▸ **Set task**
Your task is to output the entries below word for word.

= = = = =

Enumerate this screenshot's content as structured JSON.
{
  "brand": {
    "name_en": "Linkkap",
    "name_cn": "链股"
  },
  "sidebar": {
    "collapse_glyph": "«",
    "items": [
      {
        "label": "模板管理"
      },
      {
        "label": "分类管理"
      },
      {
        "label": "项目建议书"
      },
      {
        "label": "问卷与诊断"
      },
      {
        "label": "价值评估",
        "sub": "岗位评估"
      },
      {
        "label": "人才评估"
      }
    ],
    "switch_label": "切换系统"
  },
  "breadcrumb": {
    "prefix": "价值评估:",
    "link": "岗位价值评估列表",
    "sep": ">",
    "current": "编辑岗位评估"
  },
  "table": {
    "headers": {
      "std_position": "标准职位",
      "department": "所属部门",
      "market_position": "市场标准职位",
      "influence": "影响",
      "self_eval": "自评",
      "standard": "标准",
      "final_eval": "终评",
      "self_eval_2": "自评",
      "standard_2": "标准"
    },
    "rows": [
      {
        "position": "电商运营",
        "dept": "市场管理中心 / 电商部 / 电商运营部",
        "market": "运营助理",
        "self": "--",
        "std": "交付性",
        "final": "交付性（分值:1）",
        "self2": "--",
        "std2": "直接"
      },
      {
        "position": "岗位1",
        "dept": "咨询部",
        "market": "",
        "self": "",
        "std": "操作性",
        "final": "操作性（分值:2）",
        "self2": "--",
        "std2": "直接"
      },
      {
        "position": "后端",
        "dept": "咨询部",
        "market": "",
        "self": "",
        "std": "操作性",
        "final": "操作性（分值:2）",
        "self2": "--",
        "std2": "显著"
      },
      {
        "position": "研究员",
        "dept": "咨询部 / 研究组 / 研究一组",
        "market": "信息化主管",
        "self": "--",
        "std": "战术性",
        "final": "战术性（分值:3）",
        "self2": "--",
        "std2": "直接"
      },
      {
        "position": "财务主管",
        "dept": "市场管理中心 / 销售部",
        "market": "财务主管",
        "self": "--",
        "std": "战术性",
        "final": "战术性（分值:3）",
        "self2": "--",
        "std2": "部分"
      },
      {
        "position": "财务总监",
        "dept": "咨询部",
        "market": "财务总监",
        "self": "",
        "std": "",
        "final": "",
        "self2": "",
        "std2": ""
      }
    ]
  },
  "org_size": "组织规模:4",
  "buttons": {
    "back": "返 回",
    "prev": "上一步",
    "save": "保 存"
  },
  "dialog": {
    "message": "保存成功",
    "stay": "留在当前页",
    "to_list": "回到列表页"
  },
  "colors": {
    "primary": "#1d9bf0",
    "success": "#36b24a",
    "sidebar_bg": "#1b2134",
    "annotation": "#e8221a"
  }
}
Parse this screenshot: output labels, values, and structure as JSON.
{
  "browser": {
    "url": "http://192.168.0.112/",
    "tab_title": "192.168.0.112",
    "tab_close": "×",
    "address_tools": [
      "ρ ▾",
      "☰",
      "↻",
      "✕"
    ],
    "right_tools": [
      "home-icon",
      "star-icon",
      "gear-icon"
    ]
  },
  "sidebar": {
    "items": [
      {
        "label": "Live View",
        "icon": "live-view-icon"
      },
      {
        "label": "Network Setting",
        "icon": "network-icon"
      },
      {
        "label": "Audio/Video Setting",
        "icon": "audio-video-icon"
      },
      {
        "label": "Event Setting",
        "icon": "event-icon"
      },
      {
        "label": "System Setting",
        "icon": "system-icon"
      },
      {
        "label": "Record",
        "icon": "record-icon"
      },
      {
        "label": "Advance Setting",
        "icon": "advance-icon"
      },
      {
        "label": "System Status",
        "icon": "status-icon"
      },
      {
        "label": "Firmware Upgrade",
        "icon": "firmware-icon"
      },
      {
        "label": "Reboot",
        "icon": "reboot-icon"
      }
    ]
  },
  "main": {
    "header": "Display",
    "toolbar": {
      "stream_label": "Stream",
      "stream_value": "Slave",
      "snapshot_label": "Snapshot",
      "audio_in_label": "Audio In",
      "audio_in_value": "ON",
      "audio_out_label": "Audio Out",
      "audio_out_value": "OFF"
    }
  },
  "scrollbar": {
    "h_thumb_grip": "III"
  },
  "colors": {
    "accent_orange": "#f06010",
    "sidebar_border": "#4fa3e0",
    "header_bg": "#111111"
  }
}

= = = = =

▸ **Worked solution**
Enumerate this screenshot's content as structured JSON.
{
  "brand": {
    "name_en": "Linkkap",
    "name_cn": "链股"
  },
  "sidebar": {
    "collapse_glyph": "«",
    "items": [
      {
        "label": "模板管理"
      },
      {
        "label": "分类管理"
      },
      {
        "label": "项目建议书"
      },
      {
        "label": "问卷与诊断"
      },
      {
        "label": "价值评估",
        "sub": "岗位评估"
      },
      {
        "label": "人才评估"
      }
    ],
    "switch_label": "切换系统"
  },
  "breadcrumb": {
    "prefix": "价值评估:",
    "link": "岗位价值评估列表",
    "sep": ">",
    "current": "编辑岗位评估"
  },
  "table": {
    "headers": {
      "std_position": "标准职位",
      "department": "所属部门",
      "market_position": "市场标准职位",
      "influence": "影响",
      "self_eval": "自评",
      "standard": "标准",
      "final_eval": "终评",
      "self_eval_2": "自评",
      "standard_2": "标准"
    },
    "rows": [
      {
        "position": "电商运营",
        "dept": "市场管理中心 / 电商部 / 电商运营部",
        "market": "运营助理",
        "self": "--",
        "std": "交付性",
        "final": "交付性（分值:1）",
        "self2": "--",
        "std2": "直接"
      },
      {
        "position": "岗位1",
        "dept": "咨询部",
        "market": "",
        "self": "",
        "std": "操作性",
        "final": "操作性（分值:2）",
        "self2": "--",
        "std2": "直接"
      },
      {
        "position": "后端",
        "dept": "咨询部",
        "market": "",
        "self": "",
        "std": "操作性",
        "final": "操作性（分值:2）",
        "self2": "--",
        "std2": "显著"
      },
      {
        "position": "研究员",
        "dept": "咨询部 / 研究组 / 研究一组",
        "market": "信息化主管",
        "self": "--",
        "std": "战术性",
        "final": "战术性（分值:3）",
        "self2": "--",
        "std2": "直接"
      },
      {
        "position": "财务主管",
        "dept": "市场管理中心 / 销售部",
        "market": "财务主管",
        "self": "--",
        "std": "战术性",
        "final": "战术性（分值:3）",
        "self2": "--",
        "std2": "部分"
      },
      {
        "position": "财务总监",
        "dept": "咨询部",
        "market": "财务总监",
        "self": "",
        "std": "",
        "final": "",
        "self2": "",
        "std2": ""
      }
    ]
  },
  "org_size": "组织规模:4",
  "buttons": {
    "back": "返 回",
    "prev": "上一步",
    "save": "保 存"
  },
  "dialog": {
    "message": "保存成功",
    "stay": "留在当前页",
    "to_list": "回到列表页"
  },
  "colors": {
    "primary": "#1d9bf0",
    "success": "#36b24a",
    "sidebar_bg": "#1b2134",
    "annotation": "#e8221a"
  }
}
Parse this screenshot: output labels, values, and structure as JSON.
{
  "browser": {
    "url": "http://192.168.0.112/",
    "tab_title": "192.168.0.112",
    "tab_close": "×",
    "address_tools": [
      "ρ ▾",
      "☰",
      "↻",
      "✕"
    ],
    "right_tools": [
      "home-icon",
      "star-icon",
      "gear-icon"
    ]
  },
  "sidebar": {
    "items": [
      {
        "label": "Live View",
        "icon": "live-view-icon"
      },
      {
        "label": "Network Setting",
        "icon": "network-icon"
      },
      {
        "label": "Audio/Video Setting",
        "icon": "audio-video-icon"
      },
      {
        "label": "Event Setting",
        "icon": "event-icon"
      },
      {
        "label": "System Setting",
        "icon": "system-icon"
      },
      {
        "label": "Record",
        "icon": "record-icon"
      },
      {
        "label": "Advance Setting",
        "icon": "advance-icon"
      },
      {
        "label": "System Status",
        "icon": "status-icon"
      },
      {
        "label": "Firmware Upgrade",
        "icon": "firmware-icon"
      },
      {
        "label": "Reboot",
        "icon": "reboot-icon"
      }
    ]
  },
  "main": {
    "header": "Display",
    "toolbar": {
      "stream_label": "Stream",
      "stream_value": "Slave",
      "snapshot_label": "Snapshot",
      "audio_in_label": "Audio In",
      "audio_in_value": "ON",
      "audio_out_label": "Audio Out",
      "audio_out_value": "OFF"
    }
  },
  "scrollbar": {
    "h_thumb_grip": "III"
  },
  "colors": {
    "accent_orange": "#f06010",
    "sidebar_border": "#4fa3e0",
    "header_bg": "#111111"
  }
}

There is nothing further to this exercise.